--- START GIVEN ENTRIES ---

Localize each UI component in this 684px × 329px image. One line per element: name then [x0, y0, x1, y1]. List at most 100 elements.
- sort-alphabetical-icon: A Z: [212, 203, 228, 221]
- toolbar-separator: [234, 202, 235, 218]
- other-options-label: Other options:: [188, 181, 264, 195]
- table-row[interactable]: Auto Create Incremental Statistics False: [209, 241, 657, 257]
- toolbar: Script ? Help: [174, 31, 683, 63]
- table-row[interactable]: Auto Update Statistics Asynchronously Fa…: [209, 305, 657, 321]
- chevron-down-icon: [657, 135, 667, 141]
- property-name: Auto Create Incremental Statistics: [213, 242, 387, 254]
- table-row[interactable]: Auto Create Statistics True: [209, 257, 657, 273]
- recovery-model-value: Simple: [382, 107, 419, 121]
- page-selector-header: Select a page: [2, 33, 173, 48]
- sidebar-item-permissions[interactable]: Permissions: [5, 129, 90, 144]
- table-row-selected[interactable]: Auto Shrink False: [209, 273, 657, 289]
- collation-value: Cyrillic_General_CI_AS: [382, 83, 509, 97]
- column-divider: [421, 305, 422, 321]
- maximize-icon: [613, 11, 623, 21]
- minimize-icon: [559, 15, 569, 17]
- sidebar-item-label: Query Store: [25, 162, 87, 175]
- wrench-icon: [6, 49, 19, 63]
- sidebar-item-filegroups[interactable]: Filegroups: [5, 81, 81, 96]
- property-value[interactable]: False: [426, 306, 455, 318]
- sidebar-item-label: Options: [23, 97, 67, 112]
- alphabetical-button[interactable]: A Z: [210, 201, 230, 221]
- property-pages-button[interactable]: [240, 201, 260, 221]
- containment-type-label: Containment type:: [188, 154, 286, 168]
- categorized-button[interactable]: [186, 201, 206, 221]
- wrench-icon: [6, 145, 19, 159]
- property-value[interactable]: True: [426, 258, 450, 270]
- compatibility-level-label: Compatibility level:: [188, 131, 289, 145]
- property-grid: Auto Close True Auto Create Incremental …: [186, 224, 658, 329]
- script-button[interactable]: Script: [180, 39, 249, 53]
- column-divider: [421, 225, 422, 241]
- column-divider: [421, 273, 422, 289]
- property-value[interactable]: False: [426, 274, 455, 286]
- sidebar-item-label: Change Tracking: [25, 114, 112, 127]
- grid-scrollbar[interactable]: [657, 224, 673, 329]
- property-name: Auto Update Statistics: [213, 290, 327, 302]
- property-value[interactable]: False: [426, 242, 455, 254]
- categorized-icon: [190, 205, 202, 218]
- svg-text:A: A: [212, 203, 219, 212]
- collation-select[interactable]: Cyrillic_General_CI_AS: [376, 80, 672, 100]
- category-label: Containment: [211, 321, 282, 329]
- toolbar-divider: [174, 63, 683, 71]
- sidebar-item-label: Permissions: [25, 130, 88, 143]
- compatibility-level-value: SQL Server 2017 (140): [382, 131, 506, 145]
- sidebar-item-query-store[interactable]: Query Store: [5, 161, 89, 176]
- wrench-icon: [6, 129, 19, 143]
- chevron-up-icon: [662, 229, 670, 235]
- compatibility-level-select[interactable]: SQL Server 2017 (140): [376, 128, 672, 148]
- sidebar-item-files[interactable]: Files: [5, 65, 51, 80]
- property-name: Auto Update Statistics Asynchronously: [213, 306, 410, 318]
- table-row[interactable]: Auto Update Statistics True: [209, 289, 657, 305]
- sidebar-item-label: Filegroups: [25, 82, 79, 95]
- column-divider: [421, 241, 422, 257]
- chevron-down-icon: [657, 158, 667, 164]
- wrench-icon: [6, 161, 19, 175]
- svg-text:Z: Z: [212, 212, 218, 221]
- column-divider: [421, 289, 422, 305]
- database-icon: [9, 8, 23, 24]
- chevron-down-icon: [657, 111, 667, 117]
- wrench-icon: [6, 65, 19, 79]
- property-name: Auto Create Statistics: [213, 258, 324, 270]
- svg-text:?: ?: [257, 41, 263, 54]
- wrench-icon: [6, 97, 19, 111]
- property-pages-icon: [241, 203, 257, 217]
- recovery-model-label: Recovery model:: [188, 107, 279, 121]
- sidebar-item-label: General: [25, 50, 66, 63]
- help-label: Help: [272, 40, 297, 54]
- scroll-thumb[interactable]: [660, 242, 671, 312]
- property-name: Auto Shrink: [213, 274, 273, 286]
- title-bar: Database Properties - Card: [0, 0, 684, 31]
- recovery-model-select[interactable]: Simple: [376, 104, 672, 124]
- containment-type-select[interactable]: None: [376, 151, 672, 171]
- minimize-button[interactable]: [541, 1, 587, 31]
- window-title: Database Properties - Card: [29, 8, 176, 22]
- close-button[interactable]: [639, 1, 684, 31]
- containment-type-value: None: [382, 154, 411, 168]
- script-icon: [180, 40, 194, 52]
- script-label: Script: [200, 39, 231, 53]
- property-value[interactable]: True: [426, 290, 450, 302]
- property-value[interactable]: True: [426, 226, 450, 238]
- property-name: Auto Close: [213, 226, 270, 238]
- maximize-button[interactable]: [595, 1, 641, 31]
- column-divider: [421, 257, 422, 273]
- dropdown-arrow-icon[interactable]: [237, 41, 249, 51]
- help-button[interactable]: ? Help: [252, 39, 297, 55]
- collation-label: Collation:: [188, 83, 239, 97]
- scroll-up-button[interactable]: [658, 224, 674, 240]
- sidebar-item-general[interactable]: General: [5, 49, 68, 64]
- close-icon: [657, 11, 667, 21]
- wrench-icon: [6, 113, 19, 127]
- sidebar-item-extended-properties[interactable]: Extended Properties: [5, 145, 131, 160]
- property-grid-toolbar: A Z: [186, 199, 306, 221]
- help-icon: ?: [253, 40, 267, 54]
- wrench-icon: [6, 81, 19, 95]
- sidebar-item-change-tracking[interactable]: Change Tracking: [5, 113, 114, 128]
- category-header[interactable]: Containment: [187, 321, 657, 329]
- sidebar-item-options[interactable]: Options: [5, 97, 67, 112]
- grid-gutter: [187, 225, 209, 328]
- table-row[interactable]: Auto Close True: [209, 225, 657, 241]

--- END GIVEN ENTRIES ---

■ GIVEN TASK
Update the entries above by renaming every "wrench-icon" to "settings-icon". Leave the rest of each line unchanged.

■ RESULT OF THIS TASK
Localize each UI component in this 684px × 329px image. One line per element: name then [x0, y0, x1, y1]. List at most 100 elements.
- sort-alphabetical-icon: A Z: [212, 203, 228, 221]
- toolbar-separator: [234, 202, 235, 218]
- other-options-label: Other options:: [188, 181, 264, 195]
- table-row[interactable]: Auto Create Incremental Statistics False: [209, 241, 657, 257]
- toolbar: Script ? Help: [174, 31, 683, 63]
- table-row[interactable]: Auto Update Statistics Asynchronously Fa…: [209, 305, 657, 321]
- chevron-down-icon: [657, 135, 667, 141]
- property-name: Auto Create Incremental Statistics: [213, 242, 387, 254]
- table-row[interactable]: Auto Create Statistics True: [209, 257, 657, 273]
- recovery-model-value: Simple: [382, 107, 419, 121]
- page-selector-header: Select a page: [2, 33, 173, 48]
- sidebar-item-permissions[interactable]: Permissions: [5, 129, 90, 144]
- table-row-selected[interactable]: Auto Shrink False: [209, 273, 657, 289]
- collation-value: Cyrillic_General_CI_AS: [382, 83, 509, 97]
- column-divider: [421, 305, 422, 321]
- maximize-icon: [613, 11, 623, 21]
- minimize-icon: [559, 15, 569, 17]
- sidebar-item-label: Query Store: [25, 162, 87, 175]
- settings-icon: [6, 49, 19, 63]
- sidebar-item-filegroups[interactable]: Filegroups: [5, 81, 81, 96]
- property-value[interactable]: False: [426, 306, 455, 318]
- sidebar-item-label: Options: [23, 97, 67, 112]
- alphabetical-button[interactable]: A Z: [210, 201, 230, 221]
- property-pages-button[interactable]: [240, 201, 260, 221]
- containment-type-label: Containment type:: [188, 154, 286, 168]
- categorized-button[interactable]: [186, 201, 206, 221]
- settings-icon: [6, 145, 19, 159]
- property-value[interactable]: True: [426, 258, 450, 270]
- compatibility-level-label: Compatibility level:: [188, 131, 289, 145]
- property-grid: Auto Close True Auto Create Incremental …: [186, 224, 658, 329]
- script-button[interactable]: Script: [180, 39, 249, 53]
- column-divider: [421, 225, 422, 241]
- column-divider: [421, 273, 422, 289]
- property-value[interactable]: False: [426, 274, 455, 286]
- sidebar-item-label: Change Tracking: [25, 114, 112, 127]
- grid-scrollbar[interactable]: [657, 224, 673, 329]
- property-name: Auto Update Statistics: [213, 290, 327, 302]
- property-value[interactable]: False: [426, 242, 455, 254]
- categorized-icon: [190, 205, 202, 218]
- svg-text:A: A: [212, 203, 219, 212]
- collation-select[interactable]: Cyrillic_General_CI_AS: [376, 80, 672, 100]
- category-label: Containment: [211, 321, 282, 329]
- toolbar-divider: [174, 63, 683, 71]
- sidebar-item-label: Permissions: [25, 130, 88, 143]
- compatibility-level-value: SQL Server 2017 (140): [382, 131, 506, 145]
- sidebar-item-query-store[interactable]: Query Store: [5, 161, 89, 176]
- settings-icon: [6, 129, 19, 143]
- chevron-up-icon: [662, 229, 670, 235]
- compatibility-level-select[interactable]: SQL Server 2017 (140): [376, 128, 672, 148]
- sidebar-item-files[interactable]: Files: [5, 65, 51, 80]
- property-name: Auto Update Statistics Asynchronously: [213, 306, 410, 318]
- table-row[interactable]: Auto Update Statistics True: [209, 289, 657, 305]
- sidebar-item-label: Filegroups: [25, 82, 79, 95]
- column-divider: [421, 241, 422, 257]
- chevron-down-icon: [657, 158, 667, 164]
- settings-icon: [6, 161, 19, 175]
- svg-text:Z: Z: [212, 212, 218, 221]
- column-divider: [421, 289, 422, 305]
- database-icon: [9, 8, 23, 24]
- chevron-down-icon: [657, 111, 667, 117]
- settings-icon: [6, 65, 19, 79]
- property-name: Auto Create Statistics: [213, 258, 324, 270]
- svg-text:?: ?: [257, 41, 263, 54]
- settings-icon: [6, 97, 19, 111]
- property-pages-icon: [241, 203, 257, 217]
- recovery-model-label: Recovery model:: [188, 107, 279, 121]
- sidebar-item-label: General: [25, 50, 66, 63]
- help-label: Help: [272, 40, 297, 54]
- scroll-thumb[interactable]: [660, 242, 671, 312]
- property-name: Auto Shrink: [213, 274, 273, 286]
- title-bar: Database Properties - Card: [0, 0, 684, 31]
- recovery-model-select[interactable]: Simple: [376, 104, 672, 124]
- containment-type-select[interactable]: None: [376, 151, 672, 171]
- minimize-button[interactable]: [541, 1, 587, 31]
- window-title: Database Properties - Card: [29, 8, 176, 22]
- close-button[interactable]: [639, 1, 684, 31]
- containment-type-value: None: [382, 154, 411, 168]
- script-icon: [180, 40, 194, 52]
- script-label: Script: [200, 39, 231, 53]
- property-value[interactable]: True: [426, 290, 450, 302]
- property-value[interactable]: True: [426, 226, 450, 238]
- property-name: Auto Close: [213, 226, 270, 238]
- maximize-button[interactable]: [595, 1, 641, 31]
- column-divider: [421, 257, 422, 273]
- dropdown-arrow-icon[interactable]: [237, 41, 249, 51]
- help-button[interactable]: ? Help: [252, 39, 297, 55]
- collation-label: Collation:: [188, 83, 239, 97]
- scroll-up-button[interactable]: [658, 224, 674, 240]
- sidebar-item-general[interactable]: General: [5, 49, 68, 64]
- close-icon: [657, 11, 667, 21]
- settings-icon: [6, 113, 19, 127]
- sidebar-item-extended-properties[interactable]: Extended Properties: [5, 145, 131, 160]
- property-grid-toolbar: A Z: [186, 199, 306, 221]
- help-icon: ?: [253, 40, 267, 54]
- settings-icon: [6, 81, 19, 95]
- sidebar-item-change-tracking[interactable]: Change Tracking: [5, 113, 114, 128]
- category-header[interactable]: Containment: [187, 321, 657, 329]
- sidebar-item-options[interactable]: Options: [5, 97, 67, 112]
- grid-gutter: [187, 225, 209, 328]
- table-row[interactable]: Auto Close True: [209, 225, 657, 241]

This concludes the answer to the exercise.